• GIVEN INSTRUCTION: Exactly repeat all the records below, omitting the images they hold.

• GIVEN RECORDS:
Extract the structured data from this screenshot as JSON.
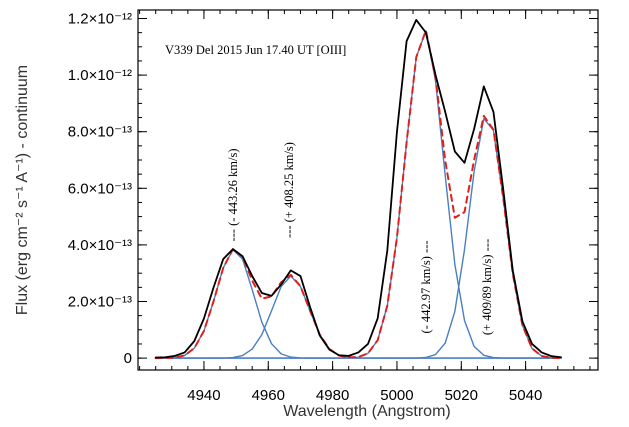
{
  "chart_data": {
    "type": "line",
    "title": "V339 Del 2015 Jun 17.40 UT [OIII]",
    "x_label": "Wavelength (Angstrom)",
    "y_label": "Flux (erg cm⁻² s⁻¹ A⁻¹) - continuum",
    "annotations": [
      "--- (- 443.26 km/s)",
      "--- (+ 408.25 km/s)",
      "(- 442.97 km/s) ---",
      "(+ 409/89 km/s) ---"
    ],
    "xlim": [
      4919.5,
      5062.5
    ],
    "xticks": [
      4940,
      4960,
      4980,
      5000,
      5020,
      5040
    ],
    "ylim": [
      -4.2e-14,
      1.23e-12
    ],
    "yticks": [
      0,
      {
        "value": 2e-13,
        "label": "2.0×10⁻¹³"
      },
      {
        "value": 4e-13,
        "label": "4.0×10⁻¹³"
      },
      {
        "value": 6e-13,
        "label": "6.0×10⁻¹³"
      },
      {
        "value": 8e-13,
        "label": "8.0×10⁻¹³"
      },
      {
        "value": 1e-12,
        "label": "1.0×10⁻¹²"
      },
      {
        "value": 1.2e-12,
        "label": "1.2×10⁻¹²"
      }
    ],
    "x": [
      4925,
      4928,
      4931,
      4934,
      4937,
      4940,
      4943,
      4946,
      4949,
      4952,
      4955,
      4958,
      4961,
      4964,
      4967,
      4970,
      4973,
      4976,
      4979,
      4982,
      4985,
      4988,
      4991,
      4994,
      4997,
      5000,
      5003,
      5006,
      5009,
      5012,
      5015,
      5018,
      5021,
      5024,
      5027,
      5030,
      5033,
      5036,
      5039,
      5042,
      5045,
      5048,
      5051
    ],
    "series": [
      {
        "color": "#4a7fc1",
        "dash": false,
        "values": [
          0,
          3e-16,
          2e-15,
          9.5e-15,
          3.5e-14,
          9.6e-14,
          2.01e-13,
          3.19e-13,
          3.83e-13,
          3.5e-13,
          2.42e-13,
          1.27e-13,
          5.1e-14,
          1.5e-14,
          3.5e-15,
          6e-16,
          1e-16,
          0,
          0,
          0,
          0,
          0,
          0,
          0,
          0,
          0,
          0,
          0,
          0,
          0,
          0,
          0,
          0,
          0,
          0,
          0,
          0,
          0,
          0,
          0,
          0,
          0,
          0
        ]
      },
      {
        "color": "#4a7fc1",
        "dash": false,
        "values": [
          0,
          0,
          0,
          0,
          0,
          0,
          0,
          3e-16,
          2e-15,
          9e-15,
          3.2e-14,
          8.3e-14,
          1.67e-13,
          2.53e-13,
          2.9e-13,
          2.53e-13,
          1.67e-13,
          8.3e-14,
          3.2e-14,
          9e-15,
          2e-15,
          3e-16,
          0,
          0,
          0,
          0,
          0,
          0,
          0,
          0,
          0,
          0,
          0,
          0,
          0,
          0,
          0,
          0,
          0,
          0,
          0,
          0,
          0
        ]
      },
      {
        "color": "#4a7fc1",
        "dash": false,
        "values": [
          0,
          0,
          0,
          0,
          0,
          0,
          0,
          0,
          0,
          0,
          0,
          0,
          0,
          0,
          0,
          0,
          0,
          0,
          0,
          0,
          5e-16,
          3.4e-15,
          1.7e-14,
          6.3e-14,
          1.85e-13,
          4.26e-13,
          7.62e-13,
          1.063e-12,
          1.156e-12,
          9.79e-13,
          6.45e-13,
          3.31e-13,
          1.33e-13,
          4.1e-14,
          1e-14,
          1.9e-15,
          3e-16,
          0,
          0,
          0,
          0,
          0,
          0
        ]
      },
      {
        "color": "#4a7fc1",
        "dash": false,
        "values": [
          0,
          0,
          0,
          0,
          0,
          0,
          0,
          0,
          0,
          0,
          0,
          0,
          0,
          0,
          0,
          0,
          0,
          0,
          0,
          0,
          0,
          0,
          0,
          0,
          0,
          0,
          0,
          3e-16,
          2.2e-15,
          1.25e-14,
          5.3e-14,
          1.65e-13,
          3.83e-13,
          6.6e-13,
          8.46e-13,
          8.05e-13,
          5.69e-13,
          2.98e-13,
          1.16e-13,
          3.4e-14,
          7.2e-15,
          1.1e-15,
          1e-16
        ]
      },
      {
        "color": "#e0201b",
        "dash": true,
        "values": [
          0,
          3e-16,
          2e-15,
          9.5e-15,
          3.5e-14,
          9.6e-14,
          2.01e-13,
          3.19e-13,
          3.85e-13,
          3.59e-13,
          2.74e-13,
          2.1e-13,
          2.18e-13,
          2.68e-13,
          2.94e-13,
          2.54e-13,
          1.67e-13,
          8.3e-14,
          3.2e-14,
          9e-15,
          2.5e-15,
          3.7e-15,
          1.7e-14,
          6.3e-14,
          1.85e-13,
          4.26e-13,
          7.62e-13,
          1.063e-12,
          1.158e-12,
          9.92e-13,
          6.98e-13,
          4.96e-13,
          5.16e-13,
          7.01e-13,
          8.56e-13,
          8.07e-13,
          5.69e-13,
          2.98e-13,
          1.16e-13,
          3.4e-14,
          7.2e-15,
          1.1e-15,
          1e-16
        ]
      },
      {
        "color": "#000000",
        "dash": false,
        "values": [
          2e-15,
          3e-15,
          8e-15,
          2e-14,
          6e-14,
          1.4e-13,
          2.5e-13,
          3.5e-13,
          3.85e-13,
          3.6e-13,
          2.9e-13,
          2.3e-13,
          2.2e-13,
          2.6e-13,
          3.1e-13,
          2.9e-13,
          1.8e-13,
          8e-14,
          3e-14,
          1e-14,
          8e-15,
          2e-14,
          5e-14,
          1.4e-13,
          3.8e-13,
          8e-13,
          1.12e-12,
          1.195e-12,
          1.15e-12,
          1e-12,
          8.7e-13,
          7.3e-13,
          6.9e-13,
          8.1e-13,
          9.6e-13,
          8.7e-13,
          6e-13,
          3.1e-13,
          1.3e-13,
          5e-14,
          2e-14,
          7e-15,
          3e-15
        ]
      }
    ]
  }
}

• TASK RESPONSE:
Extract the structured data from this screenshot as JSON.
{
  "chart_data": {
    "type": "line",
    "title": "V339 Del 2015 Jun 17.40 UT [OIII]",
    "x_label": "Wavelength (Angstrom)",
    "y_label": "Flux (erg cm⁻² s⁻¹ A⁻¹) - continuum",
    "annotations": [
      "--- (- 443.26 km/s)",
      "--- (+ 408.25 km/s)",
      "(- 442.97 km/s) ---",
      "(+ 409/89 km/s) ---"
    ],
    "xlim": [
      4919.5,
      5062.5
    ],
    "xticks": [
      4940,
      4960,
      4980,
      5000,
      5020,
      5040
    ],
    "ylim": [
      -4.2e-14,
      1.23e-12
    ],
    "yticks": [
      0,
      {
        "value": 2e-13,
        "label": "2.0×10⁻¹³"
      },
      {
        "value": 4e-13,
        "label": "4.0×10⁻¹³"
      },
      {
        "value": 6e-13,
        "label": "6.0×10⁻¹³"
      },
      {
        "value": 8e-13,
        "label": "8.0×10⁻¹³"
      },
      {
        "value": 1e-12,
        "label": "1.0×10⁻¹²"
      },
      {
        "value": 1.2e-12,
        "label": "1.2×10⁻¹²"
      }
    ],
    "x": [
      4925,
      4928,
      4931,
      4934,
      4937,
      4940,
      4943,
      4946,
      4949,
      4952,
      4955,
      4958,
      4961,
      4964,
      4967,
      4970,
      4973,
      4976,
      4979,
      4982,
      4985,
      4988,
      4991,
      4994,
      4997,
      5000,
      5003,
      5006,
      5009,
      5012,
      5015,
      5018,
      5021,
      5024,
      5027,
      5030,
      5033,
      5036,
      5039,
      5042,
      5045,
      5048,
      5051
    ],
    "series": [
      {
        "color": "#4a7fc1",
        "dash": false,
        "values": [
          0,
          3e-16,
          2e-15,
          9.5e-15,
          3.5e-14,
          9.6e-14,
          2.01e-13,
          3.19e-13,
          3.83e-13,
          3.5e-13,
          2.42e-13,
          1.27e-13,
          5.1e-14,
          1.5e-14,
          3.5e-15,
          6e-16,
          1e-16,
          0,
          0,
          0,
          0,
          0,
          0,
          0,
          0,
          0,
          0,
          0,
          0,
          0,
          0,
          0,
          0,
          0,
          0,
          0,
          0,
          0,
          0,
          0,
          0,
          0,
          0
        ]
      },
      {
        "color": "#4a7fc1",
        "dash": false,
        "values": [
          0,
          0,
          0,
          0,
          0,
          0,
          0,
          3e-16,
          2e-15,
          9e-15,
          3.2e-14,
          8.3e-14,
          1.67e-13,
          2.53e-13,
          2.9e-13,
          2.53e-13,
          1.67e-13,
          8.3e-14,
          3.2e-14,
          9e-15,
          2e-15,
          3e-16,
          0,
          0,
          0,
          0,
          0,
          0,
          0,
          0,
          0,
          0,
          0,
          0,
          0,
          0,
          0,
          0,
          0,
          0,
          0,
          0,
          0
        ]
      },
      {
        "color": "#4a7fc1",
        "dash": false,
        "values": [
          0,
          0,
          0,
          0,
          0,
          0,
          0,
          0,
          0,
          0,
          0,
          0,
          0,
          0,
          0,
          0,
          0,
          0,
          0,
          0,
          5e-16,
          3.4e-15,
          1.7e-14,
          6.3e-14,
          1.85e-13,
          4.26e-13,
          7.62e-13,
          1.063e-12,
          1.156e-12,
          9.79e-13,
          6.45e-13,
          3.31e-13,
          1.33e-13,
          4.1e-14,
          1e-14,
          1.9e-15,
          3e-16,
          0,
          0,
          0,
          0,
          0,
          0
        ]
      },
      {
        "color": "#4a7fc1",
        "dash": false,
        "values": [
          0,
          0,
          0,
          0,
          0,
          0,
          0,
          0,
          0,
          0,
          0,
          0,
          0,
          0,
          0,
          0,
          0,
          0,
          0,
          0,
          0,
          0,
          0,
          0,
          0,
          0,
          0,
          3e-16,
          2.2e-15,
          1.25e-14,
          5.3e-14,
          1.65e-13,
          3.83e-13,
          6.6e-13,
          8.46e-13,
          8.05e-13,
          5.69e-13,
          2.98e-13,
          1.16e-13,
          3.4e-14,
          7.2e-15,
          1.1e-15,
          1e-16
        ]
      },
      {
        "color": "#e0201b",
        "dash": true,
        "values": [
          0,
          3e-16,
          2e-15,
          9.5e-15,
          3.5e-14,
          9.6e-14,
          2.01e-13,
          3.19e-13,
          3.85e-13,
          3.59e-13,
          2.74e-13,
          2.1e-13,
          2.18e-13,
          2.68e-13,
          2.94e-13,
          2.54e-13,
          1.67e-13,
          8.3e-14,
          3.2e-14,
          9e-15,
          2.5e-15,
          3.7e-15,
          1.7e-14,
          6.3e-14,
          1.85e-13,
          4.26e-13,
          7.62e-13,
          1.063e-12,
          1.158e-12,
          9.92e-13,
          6.98e-13,
          4.96e-13,
          5.16e-13,
          7.01e-13,
          8.56e-13,
          8.07e-13,
          5.69e-13,
          2.98e-13,
          1.16e-13,
          3.4e-14,
          7.2e-15,
          1.1e-15,
          1e-16
        ]
      },
      {
        "color": "#000000",
        "dash": false,
        "values": [
          2e-15,
          3e-15,
          8e-15,
          2e-14,
          6e-14,
          1.4e-13,
          2.5e-13,
          3.5e-13,
          3.85e-13,
          3.6e-13,
          2.9e-13,
          2.3e-13,
          2.2e-13,
          2.6e-13,
          3.1e-13,
          2.9e-13,
          1.8e-13,
          8e-14,
          3e-14,
          1e-14,
          8e-15,
          2e-14,
          5e-14,
          1.4e-13,
          3.8e-13,
          8e-13,
          1.12e-12,
          1.195e-12,
          1.15e-12,
          1e-12,
          8.7e-13,
          7.3e-13,
          6.9e-13,
          8.1e-13,
          9.6e-13,
          8.7e-13,
          6e-13,
          3.1e-13,
          1.3e-13,
          5e-14,
          2e-14,
          7e-15,
          3e-15
        ]
      }
    ]
  }
}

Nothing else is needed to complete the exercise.